Exercise directions →
Check each line below for the word "الجوع", and copy those that have it.

Collection entries →
────────

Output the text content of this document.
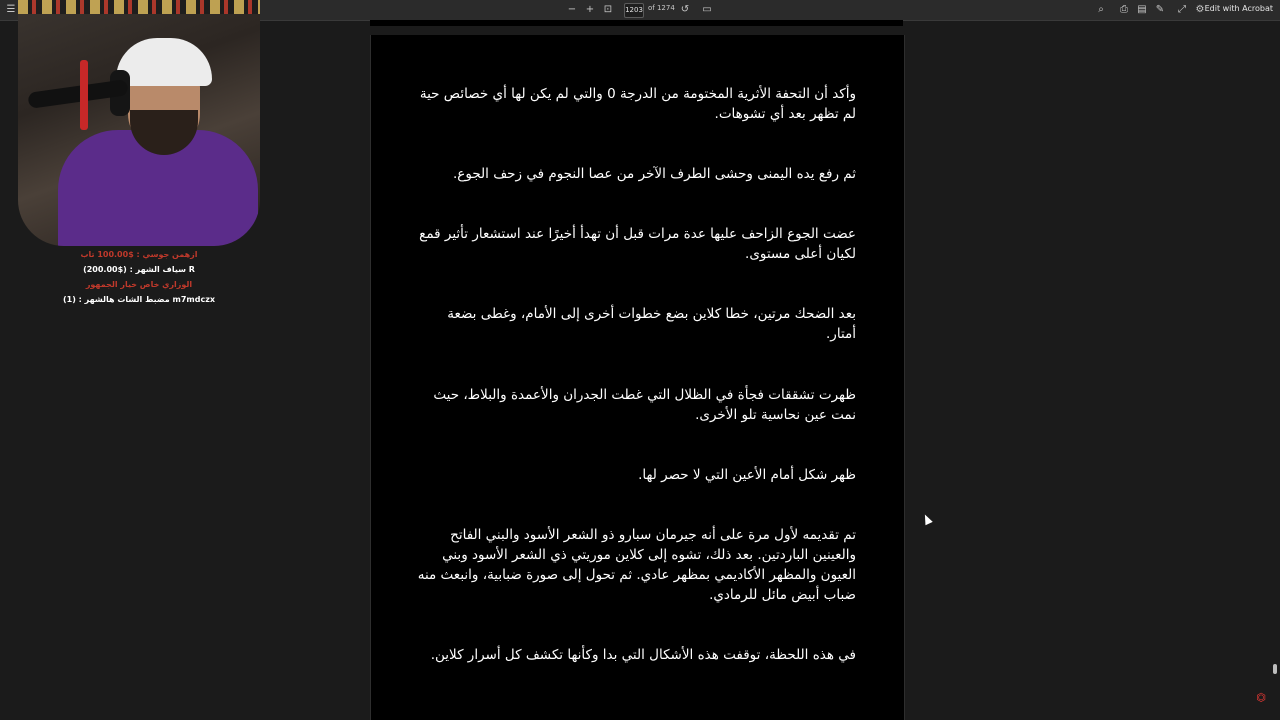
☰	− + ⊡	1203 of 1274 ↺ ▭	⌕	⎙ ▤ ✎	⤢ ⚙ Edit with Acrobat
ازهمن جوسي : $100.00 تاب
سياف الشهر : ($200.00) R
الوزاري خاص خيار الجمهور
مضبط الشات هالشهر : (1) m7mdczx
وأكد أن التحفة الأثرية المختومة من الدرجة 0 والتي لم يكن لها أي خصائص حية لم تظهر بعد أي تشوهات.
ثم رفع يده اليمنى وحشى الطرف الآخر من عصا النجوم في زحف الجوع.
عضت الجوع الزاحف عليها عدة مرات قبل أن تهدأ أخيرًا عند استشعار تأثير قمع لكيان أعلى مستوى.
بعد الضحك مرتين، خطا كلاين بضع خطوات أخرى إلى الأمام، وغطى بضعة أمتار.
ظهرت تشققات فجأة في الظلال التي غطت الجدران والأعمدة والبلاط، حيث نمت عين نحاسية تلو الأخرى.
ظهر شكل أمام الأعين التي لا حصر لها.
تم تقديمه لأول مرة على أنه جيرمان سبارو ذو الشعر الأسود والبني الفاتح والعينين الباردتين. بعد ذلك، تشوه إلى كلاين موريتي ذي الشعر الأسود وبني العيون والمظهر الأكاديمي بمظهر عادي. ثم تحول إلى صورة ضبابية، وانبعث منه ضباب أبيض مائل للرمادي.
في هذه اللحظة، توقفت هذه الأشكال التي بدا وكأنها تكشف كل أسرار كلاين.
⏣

────────

Worked answer →
ثم رفع يده اليمنى وحشى الطرف الآخر من عصا النجوم في زحف الجوع.
عضت الجوع الزاحف عليها عدة مرات قبل أن تهدأ أخيرًا عند استشعار تأثير قمع لكيان أعلى مستوى.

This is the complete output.